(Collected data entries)
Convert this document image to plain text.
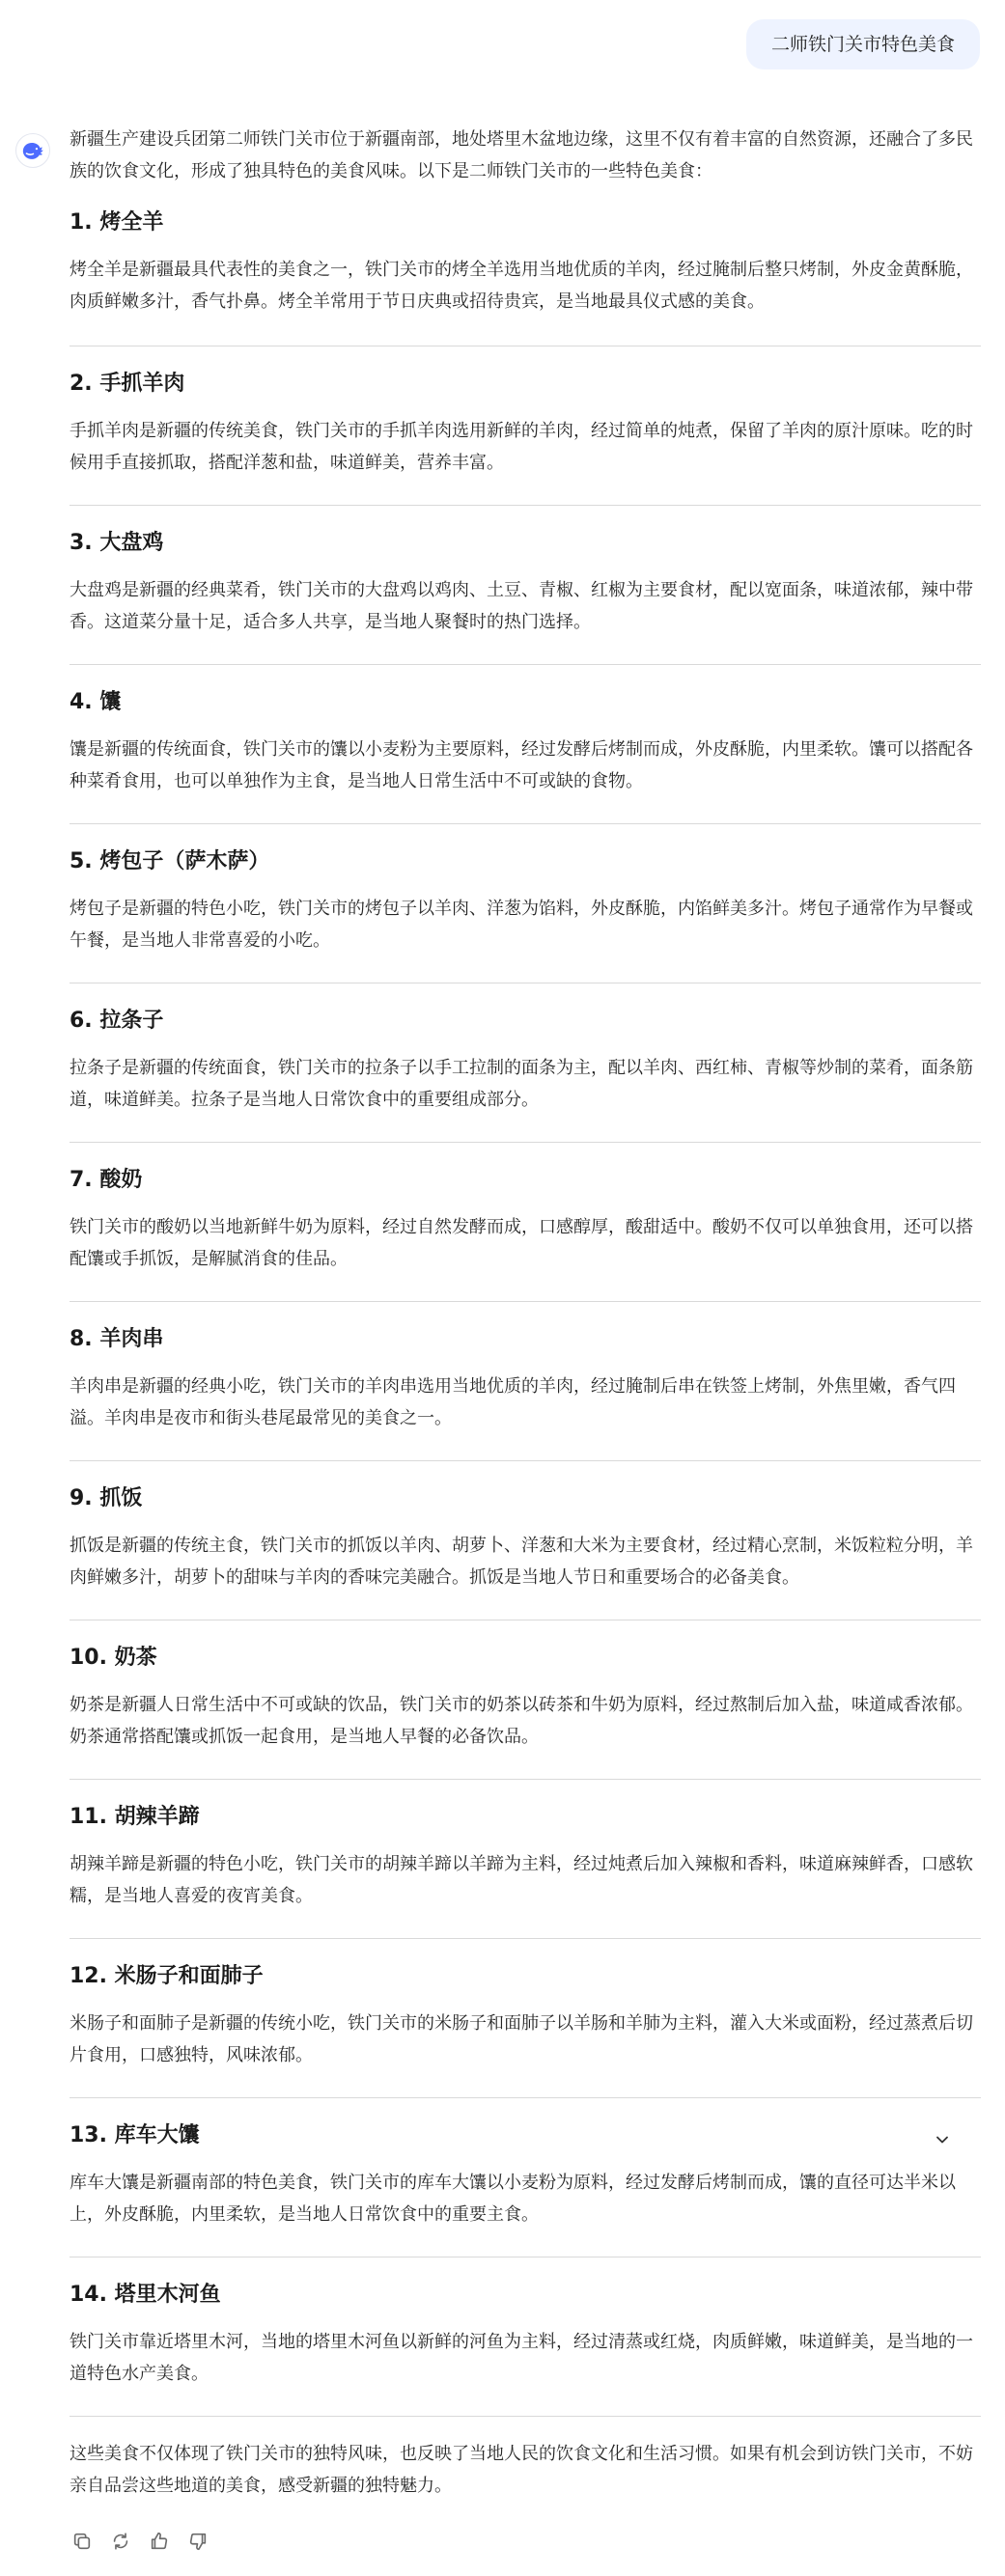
二师铁门关市特色美食

新疆生产建设兵团第二师铁门关市位于新疆南部，地处塔里木盆地边缘，这里不仅有着丰富的自然资源，还融合了多民族的饮食文化，形成了独具特色的美食风味。以下是二师铁门关市的一些特色美食：

1. 烤全羊

烤全羊是新疆最具代表性的美食之一，铁门关市的烤全羊选用当地优质的羊肉，经过腌制后整只烤制，外皮金黄酥脆，肉质鲜嫩多汁，香气扑鼻。烤全羊常用于节日庆典或招待贵宾，是当地最具仪式感的美食。

2. 手抓羊肉

手抓羊肉是新疆的传统美食，铁门关市的手抓羊肉选用新鲜的羊肉，经过简单的炖煮，保留了羊肉的原汁原味。吃的时候用手直接抓取，搭配洋葱和盐，味道鲜美，营养丰富。

3. 大盘鸡

大盘鸡是新疆的经典菜肴，铁门关市的大盘鸡以鸡肉、土豆、青椒、红椒为主要食材，配以宽面条，味道浓郁，辣中带香。这道菜分量十足，适合多人共享，是当地人聚餐时的热门选择。

4. 馕

馕是新疆的传统面食，铁门关市的馕以小麦粉为主要原料，经过发酵后烤制而成，外皮酥脆，内里柔软。馕可以搭配各种菜肴食用，也可以单独作为主食，是当地人日常生活中不可或缺的食物。

5. 烤包子（萨木萨）

烤包子是新疆的特色小吃，铁门关市的烤包子以羊肉、洋葱为馅料，外皮酥脆，内馅鲜美多汁。烤包子通常作为早餐或午餐，是当地人非常喜爱的小吃。

6. 拉条子

拉条子是新疆的传统面食，铁门关市的拉条子以手工拉制的面条为主，配以羊肉、西红柿、青椒等炒制的菜肴，面条筋道，味道鲜美。拉条子是当地人日常饮食中的重要组成部分。

7. 酸奶

铁门关市的酸奶以当地新鲜牛奶为原料，经过自然发酵而成，口感醇厚，酸甜适中。酸奶不仅可以单独食用，还可以搭配馕或手抓饭，是解腻消食的佳品。

8. 羊肉串

羊肉串是新疆的经典小吃，铁门关市的羊肉串选用当地优质的羊肉，经过腌制后串在铁签上烤制，外焦里嫩，香气四溢。羊肉串是夜市和街头巷尾最常见的美食之一。

9. 抓饭

抓饭是新疆的传统主食，铁门关市的抓饭以羊肉、胡萝卜、洋葱和大米为主要食材，经过精心烹制，米饭粒粒分明，羊肉鲜嫩多汁，胡萝卜的甜味与羊肉的香味完美融合。抓饭是当地人节日和重要场合的必备美食。

10. 奶茶

奶茶是新疆人日常生活中不可或缺的饮品，铁门关市的奶茶以砖茶和牛奶为原料，经过熬制后加入盐，味道咸香浓郁。奶茶通常搭配馕或抓饭一起食用，是当地人早餐的必备饮品。

11. 胡辣羊蹄

胡辣羊蹄是新疆的特色小吃，铁门关市的胡辣羊蹄以羊蹄为主料，经过炖煮后加入辣椒和香料，味道麻辣鲜香，口感软糯，是当地人喜爱的夜宵美食。

12. 米肠子和面肺子

米肠子和面肺子是新疆的传统小吃，铁门关市的米肠子和面肺子以羊肠和羊肺为主料，灌入大米或面粉，经过蒸煮后切片食用，口感独特，风味浓郁。

13. 库车大馕

库车大馕是新疆南部的特色美食，铁门关市的库车大馕以小麦粉为原料，经过发酵后烤制而成，馕的直径可达半米以上，外皮酥脆，内里柔软，是当地人日常饮食中的重要主食。

14. 塔里木河鱼

铁门关市靠近塔里木河，当地的塔里木河鱼以新鲜的河鱼为主料，经过清蒸或红烧，肉质鲜嫩，味道鲜美，是当地的一道特色水产美食。

这些美食不仅体现了铁门关市的独特风味，也反映了当地人民的饮食文化和生活习惯。如果有机会到访铁门关市，不妨亲自品尝这些地道的美食，感受新疆的独特魅力。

[Instructions to follow]
Write out all the entries exactly, except for the pictures.

[Task response]
Convert this document image to plain text.
二师铁门关市特色美食

新疆生产建设兵团第二师铁门关市位于新疆南部，地处塔里木盆地边缘，这里不仅有着丰富的自然资源，还融合了多民族的饮食文化，形成了独具特色的美食风味。以下是二师铁门关市的一些特色美食：

1. 烤全羊

烤全羊是新疆最具代表性的美食之一，铁门关市的烤全羊选用当地优质的羊肉，经过腌制后整只烤制，外皮金黄酥脆，肉质鲜嫩多汁，香气扑鼻。烤全羊常用于节日庆典或招待贵宾，是当地最具仪式感的美食。

2. 手抓羊肉

手抓羊肉是新疆的传统美食，铁门关市的手抓羊肉选用新鲜的羊肉，经过简单的炖煮，保留了羊肉的原汁原味。吃的时候用手直接抓取，搭配洋葱和盐，味道鲜美，营养丰富。

3. 大盘鸡

大盘鸡是新疆的经典菜肴，铁门关市的大盘鸡以鸡肉、土豆、青椒、红椒为主要食材，配以宽面条，味道浓郁，辣中带香。这道菜分量十足，适合多人共享，是当地人聚餐时的热门选择。

4. 馕

馕是新疆的传统面食，铁门关市的馕以小麦粉为主要原料，经过发酵后烤制而成，外皮酥脆，内里柔软。馕可以搭配各种菜肴食用，也可以单独作为主食，是当地人日常生活中不可或缺的食物。

5. 烤包子（萨木萨）

烤包子是新疆的特色小吃，铁门关市的烤包子以羊肉、洋葱为馅料，外皮酥脆，内馅鲜美多汁。烤包子通常作为早餐或午餐，是当地人非常喜爱的小吃。

6. 拉条子

拉条子是新疆的传统面食，铁门关市的拉条子以手工拉制的面条为主，配以羊肉、西红柿、青椒等炒制的菜肴，面条筋道，味道鲜美。拉条子是当地人日常饮食中的重要组成部分。

7. 酸奶

铁门关市的酸奶以当地新鲜牛奶为原料，经过自然发酵而成，口感醇厚，酸甜适中。酸奶不仅可以单独食用，还可以搭配馕或手抓饭，是解腻消食的佳品。

8. 羊肉串

羊肉串是新疆的经典小吃，铁门关市的羊肉串选用当地优质的羊肉，经过腌制后串在铁签上烤制，外焦里嫩，香气四溢。羊肉串是夜市和街头巷尾最常见的美食之一。

9. 抓饭

抓饭是新疆的传统主食，铁门关市的抓饭以羊肉、胡萝卜、洋葱和大米为主要食材，经过精心烹制，米饭粒粒分明，羊肉鲜嫩多汁，胡萝卜的甜味与羊肉的香味完美融合。抓饭是当地人节日和重要场合的必备美食。

10. 奶茶

奶茶是新疆人日常生活中不可或缺的饮品，铁门关市的奶茶以砖茶和牛奶为原料，经过熬制后加入盐，味道咸香浓郁。奶茶通常搭配馕或抓饭一起食用，是当地人早餐的必备饮品。

11. 胡辣羊蹄

胡辣羊蹄是新疆的特色小吃，铁门关市的胡辣羊蹄以羊蹄为主料，经过炖煮后加入辣椒和香料，味道麻辣鲜香，口感软糯，是当地人喜爱的夜宵美食。

12. 米肠子和面肺子

米肠子和面肺子是新疆的传统小吃，铁门关市的米肠子和面肺子以羊肠和羊肺为主料，灌入大米或面粉，经过蒸煮后切片食用，口感独特，风味浓郁。

13. 库车大馕

库车大馕是新疆南部的特色美食，铁门关市的库车大馕以小麦粉为原料，经过发酵后烤制而成，馕的直径可达半米以上，外皮酥脆，内里柔软，是当地人日常饮食中的重要主食。

14. 塔里木河鱼

铁门关市靠近塔里木河，当地的塔里木河鱼以新鲜的河鱼为主料，经过清蒸或红烧，肉质鲜嫩，味道鲜美，是当地的一道特色水产美食。

这些美食不仅体现了铁门关市的独特风味，也反映了当地人民的饮食文化和生活习惯。如果有机会到访铁门关市，不妨亲自品尝这些地道的美食，感受新疆的独特魅力。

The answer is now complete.